» Prompt
Reproduce the data verbatim, from the first line of the data through the line containing "- accuracy-legend: validation", with both ends included.

» Data extract
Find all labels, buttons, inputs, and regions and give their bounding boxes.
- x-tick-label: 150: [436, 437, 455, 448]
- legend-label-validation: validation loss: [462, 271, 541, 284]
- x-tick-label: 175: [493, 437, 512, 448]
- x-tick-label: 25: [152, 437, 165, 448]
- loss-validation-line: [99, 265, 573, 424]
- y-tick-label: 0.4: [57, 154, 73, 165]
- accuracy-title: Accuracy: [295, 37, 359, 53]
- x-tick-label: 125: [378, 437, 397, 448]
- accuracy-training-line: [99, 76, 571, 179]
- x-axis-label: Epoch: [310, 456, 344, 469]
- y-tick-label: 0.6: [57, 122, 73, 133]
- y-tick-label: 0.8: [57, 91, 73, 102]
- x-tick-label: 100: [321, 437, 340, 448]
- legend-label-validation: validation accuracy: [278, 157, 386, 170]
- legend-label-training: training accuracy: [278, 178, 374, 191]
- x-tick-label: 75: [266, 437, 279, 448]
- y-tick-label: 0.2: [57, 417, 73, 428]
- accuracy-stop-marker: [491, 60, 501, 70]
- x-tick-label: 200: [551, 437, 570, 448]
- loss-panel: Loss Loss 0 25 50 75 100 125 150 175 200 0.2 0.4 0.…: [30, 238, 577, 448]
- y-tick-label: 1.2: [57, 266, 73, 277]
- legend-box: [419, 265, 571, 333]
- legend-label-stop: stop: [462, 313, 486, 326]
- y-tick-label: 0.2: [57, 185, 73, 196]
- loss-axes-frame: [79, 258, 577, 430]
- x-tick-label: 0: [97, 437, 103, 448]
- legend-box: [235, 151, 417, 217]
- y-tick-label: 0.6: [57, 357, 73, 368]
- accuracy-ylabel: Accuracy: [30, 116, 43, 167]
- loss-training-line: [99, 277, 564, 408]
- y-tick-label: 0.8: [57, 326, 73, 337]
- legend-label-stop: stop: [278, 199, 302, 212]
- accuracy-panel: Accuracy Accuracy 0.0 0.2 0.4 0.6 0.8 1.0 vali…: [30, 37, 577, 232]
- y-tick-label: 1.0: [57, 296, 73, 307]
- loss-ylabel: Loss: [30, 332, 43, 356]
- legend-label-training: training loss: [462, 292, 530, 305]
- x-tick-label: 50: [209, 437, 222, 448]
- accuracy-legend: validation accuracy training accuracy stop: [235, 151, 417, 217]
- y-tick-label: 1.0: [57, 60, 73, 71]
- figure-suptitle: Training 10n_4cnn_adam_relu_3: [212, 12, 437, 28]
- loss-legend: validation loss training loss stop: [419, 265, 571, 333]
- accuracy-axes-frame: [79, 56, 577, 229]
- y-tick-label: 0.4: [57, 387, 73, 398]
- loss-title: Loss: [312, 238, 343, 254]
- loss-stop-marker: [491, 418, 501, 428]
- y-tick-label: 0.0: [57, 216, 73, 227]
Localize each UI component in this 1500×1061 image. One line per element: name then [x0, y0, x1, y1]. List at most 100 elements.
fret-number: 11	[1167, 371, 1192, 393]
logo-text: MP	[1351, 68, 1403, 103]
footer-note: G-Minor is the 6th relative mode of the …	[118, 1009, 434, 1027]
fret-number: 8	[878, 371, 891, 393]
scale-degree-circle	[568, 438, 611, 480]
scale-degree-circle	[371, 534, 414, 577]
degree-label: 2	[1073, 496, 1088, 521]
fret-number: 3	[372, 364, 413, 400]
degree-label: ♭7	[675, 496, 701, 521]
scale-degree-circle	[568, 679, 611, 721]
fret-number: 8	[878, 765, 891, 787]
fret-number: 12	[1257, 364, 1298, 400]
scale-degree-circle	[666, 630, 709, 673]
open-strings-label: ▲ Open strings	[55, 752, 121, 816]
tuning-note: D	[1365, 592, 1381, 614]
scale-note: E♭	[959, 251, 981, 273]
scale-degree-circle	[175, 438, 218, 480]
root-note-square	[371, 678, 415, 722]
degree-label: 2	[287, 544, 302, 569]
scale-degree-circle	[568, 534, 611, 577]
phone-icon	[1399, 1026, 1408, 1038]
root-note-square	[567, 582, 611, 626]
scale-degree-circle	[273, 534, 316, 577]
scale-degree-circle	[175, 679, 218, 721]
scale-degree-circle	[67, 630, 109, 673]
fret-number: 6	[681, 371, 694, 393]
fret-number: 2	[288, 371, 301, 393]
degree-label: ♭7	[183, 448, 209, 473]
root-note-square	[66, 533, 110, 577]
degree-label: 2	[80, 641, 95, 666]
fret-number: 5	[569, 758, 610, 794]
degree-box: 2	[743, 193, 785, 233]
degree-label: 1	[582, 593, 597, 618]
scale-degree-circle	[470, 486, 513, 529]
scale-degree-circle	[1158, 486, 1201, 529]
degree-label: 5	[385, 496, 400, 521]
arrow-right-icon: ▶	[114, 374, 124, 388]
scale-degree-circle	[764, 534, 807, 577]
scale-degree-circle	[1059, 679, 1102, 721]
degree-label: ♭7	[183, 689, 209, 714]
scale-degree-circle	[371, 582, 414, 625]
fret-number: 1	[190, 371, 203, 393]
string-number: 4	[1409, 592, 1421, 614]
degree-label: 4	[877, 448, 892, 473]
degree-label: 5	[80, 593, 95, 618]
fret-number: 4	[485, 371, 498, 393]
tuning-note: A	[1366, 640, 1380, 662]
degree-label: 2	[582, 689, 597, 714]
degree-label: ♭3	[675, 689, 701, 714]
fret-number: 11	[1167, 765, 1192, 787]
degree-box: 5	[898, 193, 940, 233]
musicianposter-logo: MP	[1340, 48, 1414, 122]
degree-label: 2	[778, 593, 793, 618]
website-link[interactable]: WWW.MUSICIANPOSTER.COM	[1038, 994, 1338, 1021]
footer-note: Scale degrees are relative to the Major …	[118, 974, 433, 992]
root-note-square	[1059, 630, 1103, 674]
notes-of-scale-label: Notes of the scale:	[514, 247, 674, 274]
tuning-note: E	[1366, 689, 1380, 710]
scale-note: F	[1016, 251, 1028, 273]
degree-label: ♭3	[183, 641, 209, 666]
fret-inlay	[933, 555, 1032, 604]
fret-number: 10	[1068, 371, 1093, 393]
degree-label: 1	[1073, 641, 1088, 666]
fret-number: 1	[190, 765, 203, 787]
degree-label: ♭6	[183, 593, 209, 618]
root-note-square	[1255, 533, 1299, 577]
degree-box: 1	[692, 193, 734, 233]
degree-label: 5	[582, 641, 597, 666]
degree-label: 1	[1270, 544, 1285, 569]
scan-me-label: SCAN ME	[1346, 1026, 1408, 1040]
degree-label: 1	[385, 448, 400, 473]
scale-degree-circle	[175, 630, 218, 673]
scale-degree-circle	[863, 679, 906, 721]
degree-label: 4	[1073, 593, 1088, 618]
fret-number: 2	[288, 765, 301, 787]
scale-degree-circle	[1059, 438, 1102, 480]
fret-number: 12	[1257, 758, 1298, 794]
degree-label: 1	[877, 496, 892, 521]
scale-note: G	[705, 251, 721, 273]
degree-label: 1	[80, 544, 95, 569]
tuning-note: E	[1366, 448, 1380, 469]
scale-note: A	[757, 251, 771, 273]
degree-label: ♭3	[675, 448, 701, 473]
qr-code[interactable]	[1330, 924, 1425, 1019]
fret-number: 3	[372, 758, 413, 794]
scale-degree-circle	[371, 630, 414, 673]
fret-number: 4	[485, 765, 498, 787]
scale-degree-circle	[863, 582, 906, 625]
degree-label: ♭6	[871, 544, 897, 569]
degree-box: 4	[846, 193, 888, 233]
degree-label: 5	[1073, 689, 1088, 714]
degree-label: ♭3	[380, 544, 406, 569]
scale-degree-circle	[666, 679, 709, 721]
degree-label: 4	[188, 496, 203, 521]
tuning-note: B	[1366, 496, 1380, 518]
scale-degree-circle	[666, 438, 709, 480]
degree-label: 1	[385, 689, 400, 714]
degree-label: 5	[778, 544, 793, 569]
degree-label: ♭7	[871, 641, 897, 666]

» Result
Find all labels, buttons, inputs, and regions and give their bounding boxes.
- x-tick-label: 150: [436, 437, 455, 448]
- legend-label-validation: validation loss: [462, 271, 541, 284]
- x-tick-label: 175: [493, 437, 512, 448]
- x-tick-label: 25: [152, 437, 165, 448]
- loss-validation-line: [99, 265, 573, 424]
- y-tick-label: 0.4: [57, 154, 73, 165]
- accuracy-title: Accuracy: [295, 37, 359, 53]
- x-tick-label: 125: [378, 437, 397, 448]
- accuracy-training-line: [99, 76, 571, 179]
- x-axis-label: Epoch: [310, 456, 344, 469]
- y-tick-label: 0.6: [57, 122, 73, 133]
- y-tick-label: 0.8: [57, 91, 73, 102]
- x-tick-label: 100: [321, 437, 340, 448]
- legend-label-validation: validation accuracy: [278, 157, 386, 170]
- legend-label-training: training accuracy: [278, 178, 374, 191]
- x-tick-label: 75: [266, 437, 279, 448]
- y-tick-label: 0.2: [57, 417, 73, 428]
- accuracy-stop-marker: [491, 60, 501, 70]
- x-tick-label: 200: [551, 437, 570, 448]
- loss-panel: Loss Loss 0 25 50 75 100 125 150 175 200 0.2 0.4 0.…: [30, 238, 577, 448]
- y-tick-label: 1.2: [57, 266, 73, 277]
- legend-box: [419, 265, 571, 333]
- legend-label-stop: stop: [462, 313, 486, 326]
- y-tick-label: 0.2: [57, 185, 73, 196]
- loss-axes-frame: [79, 258, 577, 430]
- x-tick-label: 0: [97, 437, 103, 448]
- legend-box: [235, 151, 417, 217]
- y-tick-label: 0.6: [57, 357, 73, 368]
- accuracy-ylabel: Accuracy: [30, 116, 43, 167]
- loss-training-line: [99, 277, 564, 408]
- y-tick-label: 0.8: [57, 326, 73, 337]
- legend-label-stop: stop: [278, 199, 302, 212]
- accuracy-panel: Accuracy Accuracy 0.0 0.2 0.4 0.6 0.8 1.0 vali…: [30, 37, 577, 232]
- y-tick-label: 1.0: [57, 296, 73, 307]
- loss-ylabel: Loss: [30, 332, 43, 356]
- legend-label-training: training loss: [462, 292, 530, 305]
- x-tick-label: 50: [209, 437, 222, 448]
- accuracy-legend: validation accuracy training accuracy stop: [235, 151, 417, 217]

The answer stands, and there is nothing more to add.